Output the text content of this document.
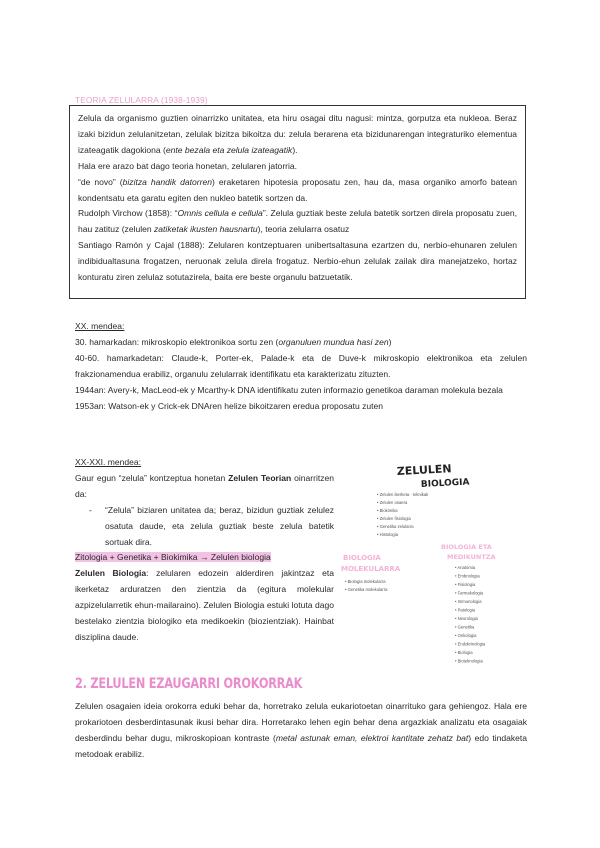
TEORIA ZELULARRA (1938-1939)

Zelula da organismo guztien oinarrizko unitatea, eta hiru osagai ditu nagusi: mintza, gorputza eta nukleoa. Beraz izaki bizidun zelulanitzetan, zelulak bizitza bikoitza du: zelula berarena eta bizidunarengan integraturiko elementua izateagatik dagokiona (ente bezala eta zelula izateagatik).

Hala ere arazo bat dago teoria honetan, zelularen jatorria.

“de novo” (bizitza handik datorren) eraketaren hipotesia proposatu zen, hau da, masa organiko amorfo batean kondentsatu eta garatu egiten den nukleo batetik sortzen da.

Rudolph Virchow (1858): “Omnis cellula e cellula”. Zelula guztiak beste zelula batetik sortzen direla proposatu zuen, hau zatituz (zelulen zatiketak ikusten hausnartu), teoria zelularra osatuz

Santiago Ramón y Cajal (1888): Zelularen kontzeptuaren unibertsaltasuna ezartzen du, nerbio-ehunaren zelulen indibidualtasuna frogatzen, neruonak zelula direla frogatuz. Nerbio-ehun zelulak zailak dira manejatzeko, hortaz konturatu ziren zelulaz sotutazirela, baita ere beste organulu batzuetatik.

XX. mendea:

30. hamarkadan: mikroskopio elektronikoa sortu zen (organuluen munduа hasi zen)

40-60. hamarkadetan: Claude-k, Porter-ek, Palade-k eta de Duve-k mikroskopio elektronikoa eta zelulen frakzionamendua erabiliz, organulu zelularrak identifikatu eta karakterizatu zituzten.

1944an: Avery-k, MacLeod-ek y Mcarthy-k DNA identifikatu zuten informazio genetikoa daraman molekula bezala

1953an: Watson-ek y Crick-ek DNAren helize bikoitzaren eredua proposatu zuten

XX-XXI. mendea:

Gaur egun “zelula” kontzeptua honetan Zelulen Teorian oinarritzen da:

-	“Zelula” biziaren unitatea da; beraz, bizidun guztiak zelulez osatuta daude, eta zelula guztiak beste zelula batetik sortuak dira.

Zitologia + Genetika + Biokimika → Zelulen biologia

Zelulen Biologia: zelularen edozein alderdiren jakintzaz eta ikerketaz arduratzen den zientzia da (egitura molekular azpizelularretik ehun-mailaraino). Zelulen Biologia estuki lotuta dago bestelako zientzia biologiko eta medikoekin (biozientziak). Hainbat disziplina daude.

ZELULEN
BIOLOGIA
• Zelulen ikerketa · teknikak
• Zelulen osaera
• Biokimika
• Zelulen fisiologia
• Genetika zelularra
• Histologia
BIOLOGIA
MOLEKULARRA
• Biologia molekularra
• Genetika molekularra
BIOLOGIA ETA
MEDIKUNTZA
• Anatomia
• Embriologia
• Fisiologia
• Farmakologia
• Immunologia
• Patologia
• Neurologia
• Genetika
• Onkologia
• Endokrinologia
• Biologia
• Bioteknologia
2. ZELULEN EZAUGARRI OROKORRAK

Zelulen osagaien ideia orokorra eduki behar da, horretrako zelula eukariotoetan oinarrituko gara gehiengoz. Hala ere prokariotoen desberdintasunak ikusi behar dira. Horretarako lehen egin behar dena argazkiak analizatu eta osagaiak desberdindu behar dugu, mikroskopioan kontraste (metal astunak eman, elektroi kantitate zehatz bat) edo tindaketa metodoak erabiliz.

┄┄┄┄┄┄

■ **Your objective**
Write out the whole listing exactly, and drop the pictures.

■ **Result for this task**
Output the text content of this document.
TEORIA ZELULARRA (1938-1939)

Zelula da organismo guztien oinarrizko unitatea, eta hiru osagai ditu nagusi: mintza, gorputza eta nukleoa. Beraz izaki bizidun zelulanitzetan, zelulak bizitza bikoitza du: zelula berarena eta bizidunarengan integraturiko elementua izateagatik dagokiona (ente bezala eta zelula izateagatik).

Hala ere arazo bat dago teoria honetan, zelularen jatorria.

“de novo” (bizitza handik datorren) eraketaren hipotesia proposatu zen, hau da, masa organiko amorfo batean kondentsatu eta garatu egiten den nukleo batetik sortzen da.

Rudolph Virchow (1858): “Omnis cellula e cellula”. Zelula guztiak beste zelula batetik sortzen direla proposatu zuen, hau zatituz (zelulen zatiketak ikusten hausnartu), teoria zelularra osatuz

Santiago Ramón y Cajal (1888): Zelularen kontzeptuaren unibertsaltasuna ezartzen du, nerbio-ehunaren zelulen indibidualtasuna frogatzen, neruonak zelula direla frogatuz. Nerbio-ehun zelulak zailak dira manejatzeko, hortaz konturatu ziren zelulaz sotutazirela, baita ere beste organulu batzuetatik.

XX. mendea:

30. hamarkadan: mikroskopio elektronikoa sortu zen (organuluen munduа hasi zen)

40-60. hamarkadetan: Claude-k, Porter-ek, Palade-k eta de Duve-k mikroskopio elektronikoa eta zelulen frakzionamendua erabiliz, organulu zelularrak identifikatu eta karakterizatu zituzten.

1944an: Avery-k, MacLeod-ek y Mcarthy-k DNA identifikatu zuten informazio genetikoa daraman molekula bezala

1953an: Watson-ek y Crick-ek DNAren helize bikoitzaren eredua proposatu zuten

XX-XXI. mendea:

Gaur egun “zelula” kontzeptua honetan Zelulen Teorian oinarritzen da:

-	“Zelula” biziaren unitatea da; beraz, bizidun guztiak zelulez osatuta daude, eta zelula guztiak beste zelula batetik sortuak dira.

Zitologia + Genetika + Biokimika → Zelulen biologia

Zelulen Biologia: zelularen edozein alderdiren jakintzaz eta ikerketaz arduratzen den zientzia da (egitura molekular azpizelularretik ehun-mailaraino). Zelulen Biologia estuki lotuta dago bestelako zientzia biologiko eta medikoekin (biozientziak). Hainbat disziplina daude.

ZELULEN
BIOLOGIA
• Zelulen ikerketa · teknikak
• Zelulen osaera
• Biokimika
• Zelulen fisiologia
• Genetika zelularra
• Histologia
BIOLOGIA
MOLEKULARRA
• Biologia molekularra
• Genetika molekularra
BIOLOGIA ETA
MEDIKUNTZA
• Anatomia
• Embriologia
• Fisiologia
• Farmakologia
• Immunologia
• Patologia
• Neurologia
• Genetika
• Onkologia
• Endokrinologia
• Biologia
• Bioteknologia
2. ZELULEN EZAUGARRI OROKORRAK

Zelulen osagaien ideia orokorra eduki behar da, horretrako zelula eukariotoetan oinarrituko gara gehiengoz. Hala ere prokariotoen desberdintasunak ikusi behar dira. Horretarako lehen egin behar dena argazkiak analizatu eta osagaiak desberdindu behar dugu, mikroskopioan kontraste (metal astunak eman, elektroi kantitate zehatz bat) edo tindaketa metodoak erabiliz.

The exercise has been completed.